SET TASK:
Pull out every line with the word "Select".

_____

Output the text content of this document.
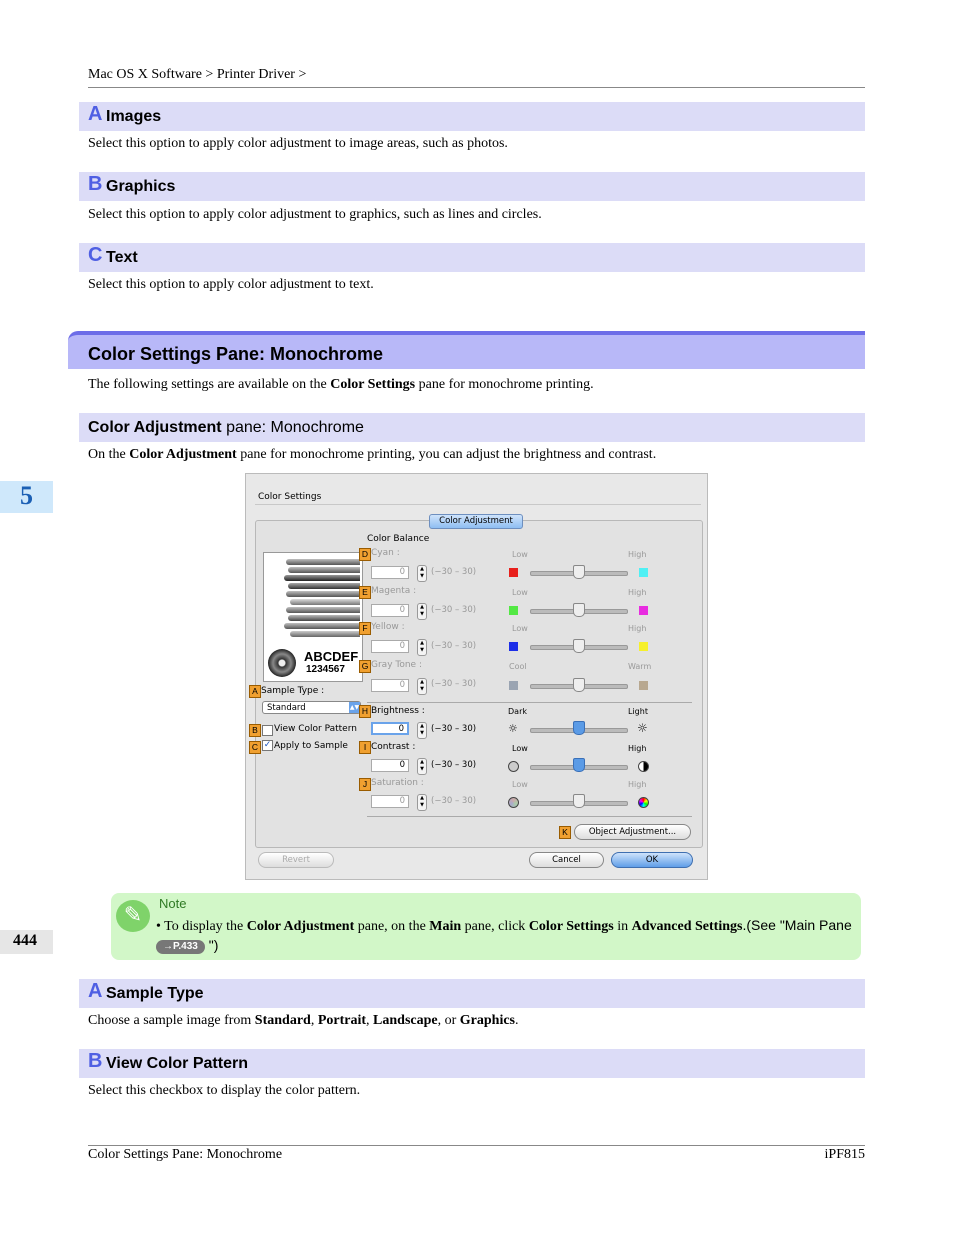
Mac OS X Software > Printer Driver >
A Images
Select this option to apply color adjustment to image areas, such as photos.
B Graphics
Select this option to apply color adjustment to graphics, such as lines and circles.
C Text
Select this option to apply color adjustment to text.
Color Settings Pane: Monochrome
The following settings are available on the Color Settings pane for monochrome printing.
Color Adjustment pane: Monochrome
On the Color Adjustment pane for monochrome printing, you can adjust the brightness and contrast.
5
444
Color Settings
Color Adjustment
ABCDEF
1234567
A Sample Type :
Standard	▲▼
B	View Color Pattern
C ✓ Apply to Sample
Color Balance
D Cyan :
0	▲
▼ (−30 – 30)
Low	High
E Magenta :
0	▲
▼ (−30 – 30)
Low	High
F Yellow :
0	▲
▼ (−30 – 30)
Low	High
G Gray Tone :
0	▲
▼ (−30 – 30)
Cool	Warm
H Brightness :
0	▲
▼ (−30 – 30)
Dark	Light
☼	☼
I Contrast :
0	▲
▼ (−30 – 30)
Low	High
J Saturation :
0	▲
▼ (−30 – 30)
Low	High
K	Object Adjustment...
Revert	Cancel	OK
✎	Note
• To display the Color Adjustment pane, on the Main pane, click Color Settings in Advanced Settings.(See "Main Pane →P.433 ")
A Sample Type
Choose a sample image from Standard, Portrait, Landscape, or Graphics.
B View Color Pattern
Select this checkbox to display the color pattern.
Color Settings Pane: Monochrome	iPF815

_____

THE SOLUTION:
Select this option to apply color adjustment to image areas, such as photos.
Select this option to apply color adjustment to graphics, such as lines and circles.
Select this option to apply color adjustment to text.
Select this checkbox to display the color pattern.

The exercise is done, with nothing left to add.